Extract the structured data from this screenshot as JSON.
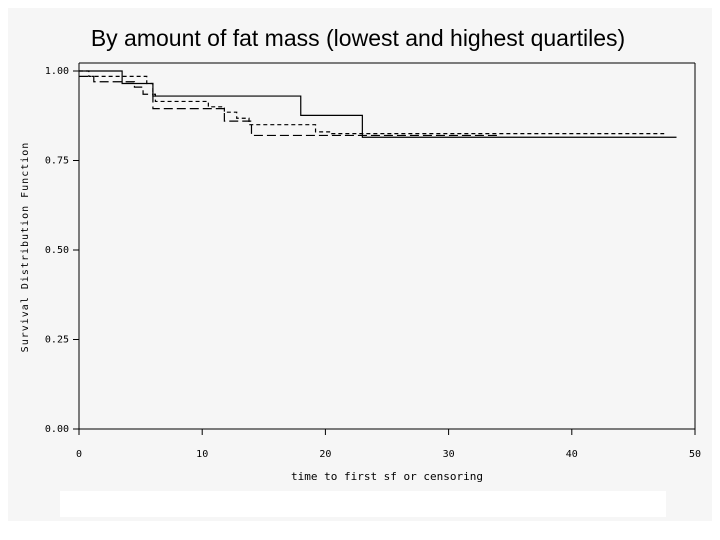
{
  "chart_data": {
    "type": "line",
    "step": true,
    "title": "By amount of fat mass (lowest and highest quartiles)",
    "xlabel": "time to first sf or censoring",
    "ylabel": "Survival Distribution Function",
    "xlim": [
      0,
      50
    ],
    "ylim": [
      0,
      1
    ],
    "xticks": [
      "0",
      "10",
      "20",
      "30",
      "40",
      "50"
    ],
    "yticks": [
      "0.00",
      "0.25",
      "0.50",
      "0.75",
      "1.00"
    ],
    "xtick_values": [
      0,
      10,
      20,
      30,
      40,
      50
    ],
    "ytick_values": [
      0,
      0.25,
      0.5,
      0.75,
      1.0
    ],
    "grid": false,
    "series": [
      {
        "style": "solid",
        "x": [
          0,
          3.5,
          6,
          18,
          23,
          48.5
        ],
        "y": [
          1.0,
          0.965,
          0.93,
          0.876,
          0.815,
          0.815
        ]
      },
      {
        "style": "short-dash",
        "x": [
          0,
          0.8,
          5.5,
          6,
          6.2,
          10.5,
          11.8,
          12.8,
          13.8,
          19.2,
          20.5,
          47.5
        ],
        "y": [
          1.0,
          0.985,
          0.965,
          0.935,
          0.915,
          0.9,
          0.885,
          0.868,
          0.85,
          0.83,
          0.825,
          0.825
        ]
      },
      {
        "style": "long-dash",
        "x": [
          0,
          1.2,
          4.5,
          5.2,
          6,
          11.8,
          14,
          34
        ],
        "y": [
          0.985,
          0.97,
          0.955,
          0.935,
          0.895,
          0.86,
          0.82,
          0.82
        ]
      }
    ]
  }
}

...

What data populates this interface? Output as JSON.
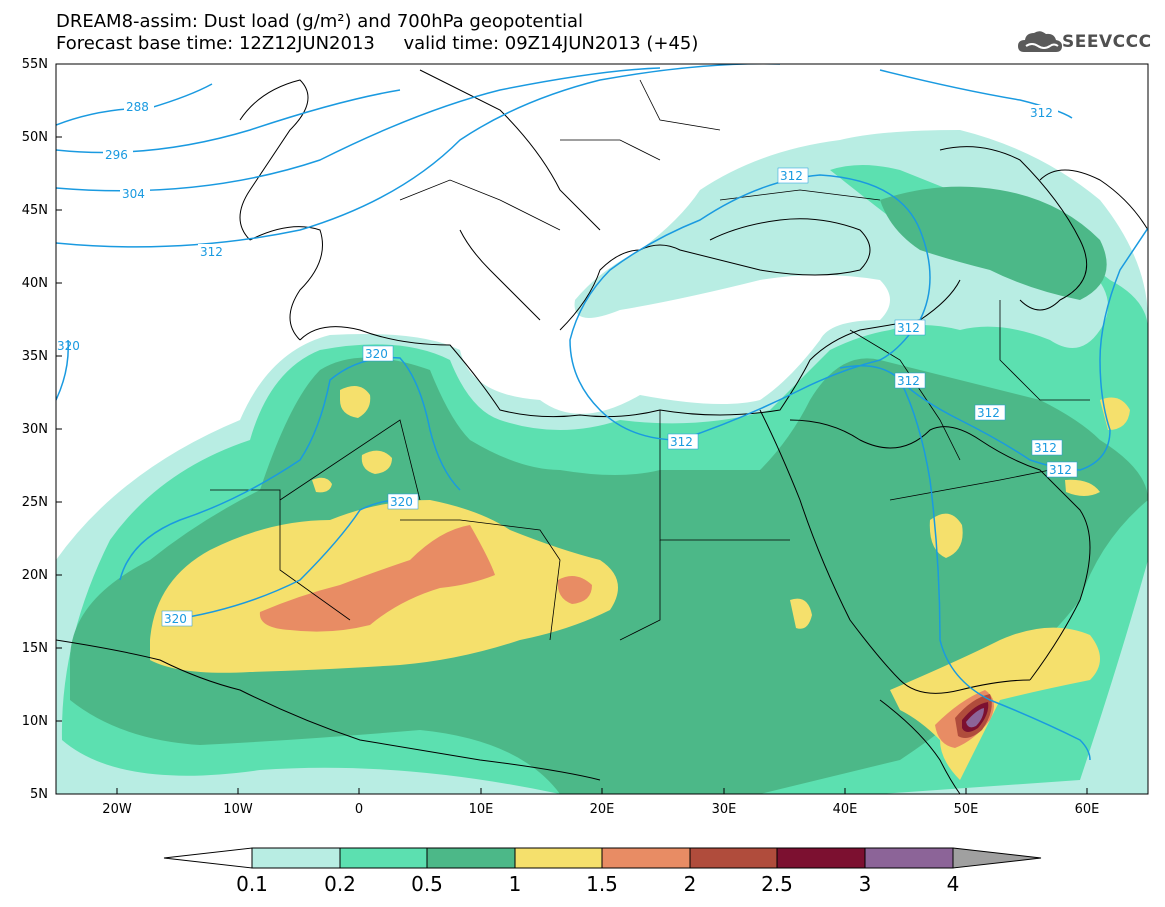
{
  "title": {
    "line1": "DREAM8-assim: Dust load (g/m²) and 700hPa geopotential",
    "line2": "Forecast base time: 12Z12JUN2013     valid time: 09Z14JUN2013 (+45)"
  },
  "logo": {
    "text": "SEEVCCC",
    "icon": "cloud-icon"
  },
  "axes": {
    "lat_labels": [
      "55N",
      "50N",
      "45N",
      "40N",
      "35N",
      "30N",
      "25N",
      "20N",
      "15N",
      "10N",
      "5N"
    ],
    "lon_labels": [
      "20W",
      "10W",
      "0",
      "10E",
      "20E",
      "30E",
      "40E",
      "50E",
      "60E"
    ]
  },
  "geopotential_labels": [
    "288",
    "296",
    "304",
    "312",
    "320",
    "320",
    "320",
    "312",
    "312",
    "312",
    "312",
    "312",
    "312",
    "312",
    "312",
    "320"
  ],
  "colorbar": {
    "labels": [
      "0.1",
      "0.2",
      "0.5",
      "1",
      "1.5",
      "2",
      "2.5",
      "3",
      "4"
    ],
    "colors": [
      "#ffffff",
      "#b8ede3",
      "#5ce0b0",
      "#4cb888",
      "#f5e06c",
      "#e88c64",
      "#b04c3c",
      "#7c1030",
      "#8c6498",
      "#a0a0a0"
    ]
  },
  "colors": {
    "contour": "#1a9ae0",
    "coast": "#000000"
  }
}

**WHAT IS ASKED**. Search the entries for the word "time" and pick out every line that holds it.

**COMPLETED EXERCISE**.
    "xlabel": "time to first sf or censoring",
    "line2": "Forecast base time: 12Z12JUN2013     valid time: 09Z14JUN2013 (+45)"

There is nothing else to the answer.